# [Request]
Set the data down again, exactly as it reads, but without the pictures.

[Data records]
━━━━━━━━━━━━━━━━
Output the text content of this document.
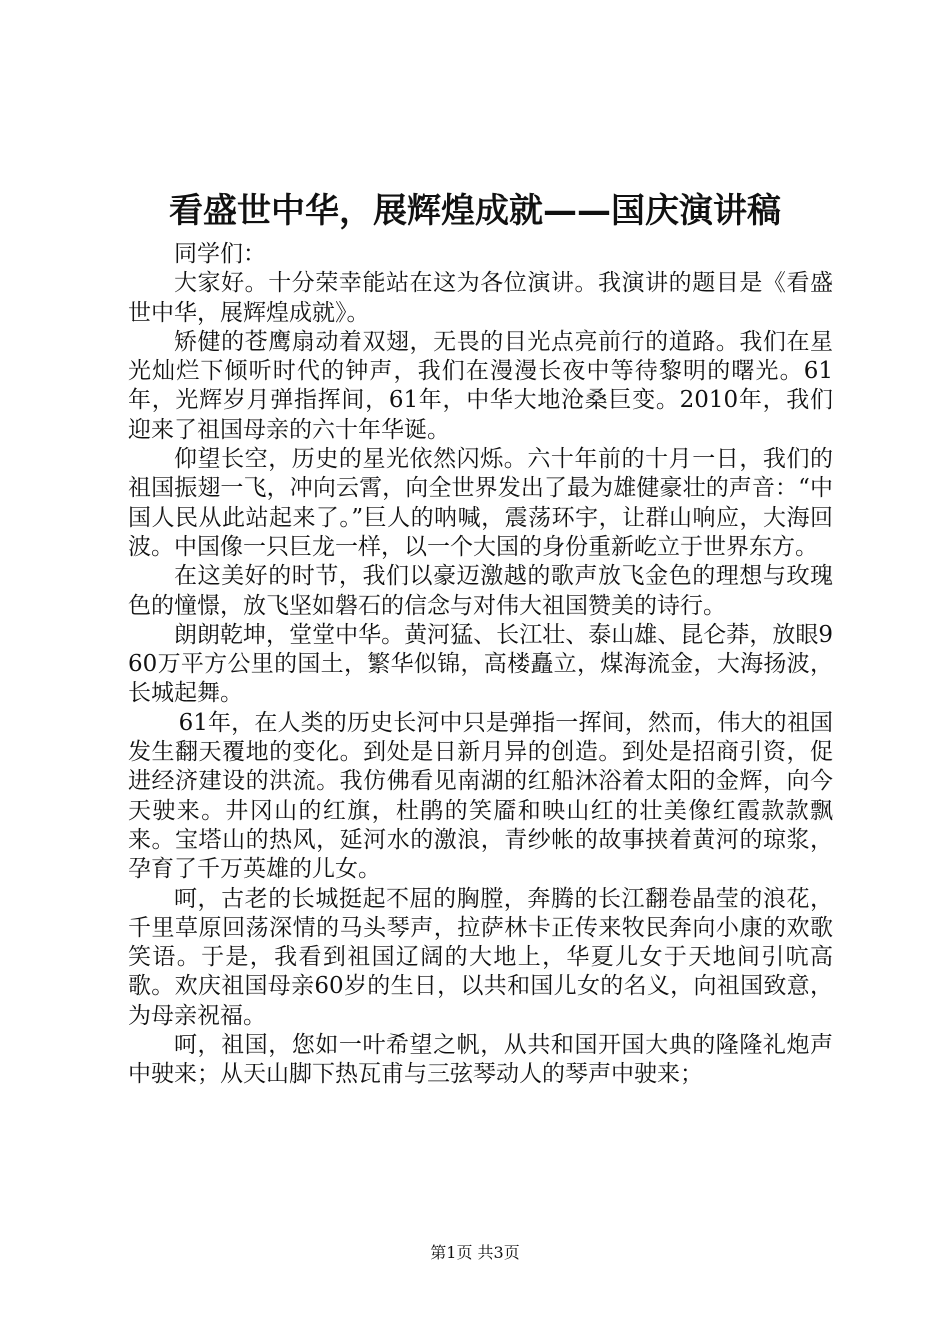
看盛世中华，展辉煌成就——国庆演讲稿

同学们：

大家好。十分荣幸能站在这为各位演讲。我演讲的题目是《看盛世中华，展辉煌成就》。

矫健的苍鹰扇动着双翅，无畏的目光点亮前行的道路。我们在星光灿烂下倾听时代的钟声，我们在漫漫长夜中等待黎明的曙光。61年，光辉岁月弹指挥间，61年，中华大地沧桑巨变。2010年，我们迎来了祖国母亲的六十年华诞。

仰望长空，历史的星光依然闪烁。六十年前的十月一日，我们的祖国振翅一飞，冲向云霄，向全世界发出了最为雄健豪壮的声音：“中国人民从此站起来了。”巨人的呐喊，震荡环宇，让群山响应，大海回波。中国像一只巨龙一样，以一个大国的身份重新屹立于世界东方。

在这美好的时节，我们以豪迈激越的歌声放飞金色的理想与玫瑰色的憧憬，放飞坚如磐石的信念与对伟大祖国赞美的诗行。

朗朗乾坤，堂堂中华。黄河猛、长江壮、泰山雄、昆仑莽，放眼960万平方公里的国土，繁华似锦，高楼矗立，煤海流金，大海扬波，长城起舞。

61年，在人类的历史长河中只是弹指一挥间，然而，伟大的祖国发生翻天覆地的变化。到处是日新月异的创造。到处是招商引资，促进经济建设的洪流。我仿佛看见南湖的红船沐浴着太阳的金辉，向今天驶来。井冈山的红旗，杜鹃的笑靥和映山红的壮美像红霞款款飘来。宝塔山的热风，延河水的激浪，青纱帐的故事挟着黄河的琼浆，孕育了千万英雄的儿女。

呵，古老的长城挺起不屈的胸膛，奔腾的长江翻卷晶莹的浪花，千里草原回荡深情的马头琴声，拉萨林卡正传来牧民奔向小康的欢歌笑语。于是，我看到祖国辽阔的大地上，华夏儿女于天地间引吭高歌。欢庆祖国母亲60岁的生日，以共和国儿女的名义，向祖国致意，为母亲祝福。

呵，祖国，您如一叶希望之帆，从共和国开国大典的隆隆礼炮声中驶来；从天山脚下热瓦甫与三弦琴动人的琴声中驶来；

第1页 共3页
━━━━━━━━━━━━━━━━
# [Full solution]
Output the text content of this document.
看盛世中华，展辉煌成就——国庆演讲稿

同学们：

大家好。十分荣幸能站在这为各位演讲。我演讲的题目是《看盛世中华，展辉煌成就》。

矫健的苍鹰扇动着双翅，无畏的目光点亮前行的道路。我们在星光灿烂下倾听时代的钟声，我们在漫漫长夜中等待黎明的曙光。61年，光辉岁月弹指挥间，61年，中华大地沧桑巨变。2010年，我们迎来了祖国母亲的六十年华诞。

仰望长空，历史的星光依然闪烁。六十年前的十月一日，我们的祖国振翅一飞，冲向云霄，向全世界发出了最为雄健豪壮的声音：“中国人民从此站起来了。”巨人的呐喊，震荡环宇，让群山响应，大海回波。中国像一只巨龙一样，以一个大国的身份重新屹立于世界东方。

在这美好的时节，我们以豪迈激越的歌声放飞金色的理想与玫瑰色的憧憬，放飞坚如磐石的信念与对伟大祖国赞美的诗行。

朗朗乾坤，堂堂中华。黄河猛、长江壮、泰山雄、昆仑莽，放眼960万平方公里的国土，繁华似锦，高楼矗立，煤海流金，大海扬波，长城起舞。

61年，在人类的历史长河中只是弹指一挥间，然而，伟大的祖国发生翻天覆地的变化。到处是日新月异的创造。到处是招商引资，促进经济建设的洪流。我仿佛看见南湖的红船沐浴着太阳的金辉，向今天驶来。井冈山的红旗，杜鹃的笑靥和映山红的壮美像红霞款款飘来。宝塔山的热风，延河水的激浪，青纱帐的故事挟着黄河的琼浆，孕育了千万英雄的儿女。

呵，古老的长城挺起不屈的胸膛，奔腾的长江翻卷晶莹的浪花，千里草原回荡深情的马头琴声，拉萨林卡正传来牧民奔向小康的欢歌笑语。于是，我看到祖国辽阔的大地上，华夏儿女于天地间引吭高歌。欢庆祖国母亲60岁的生日，以共和国儿女的名义，向祖国致意，为母亲祝福。

呵，祖国，您如一叶希望之帆，从共和国开国大典的隆隆礼炮声中驶来；从天山脚下热瓦甫与三弦琴动人的琴声中驶来；

第1页 共3页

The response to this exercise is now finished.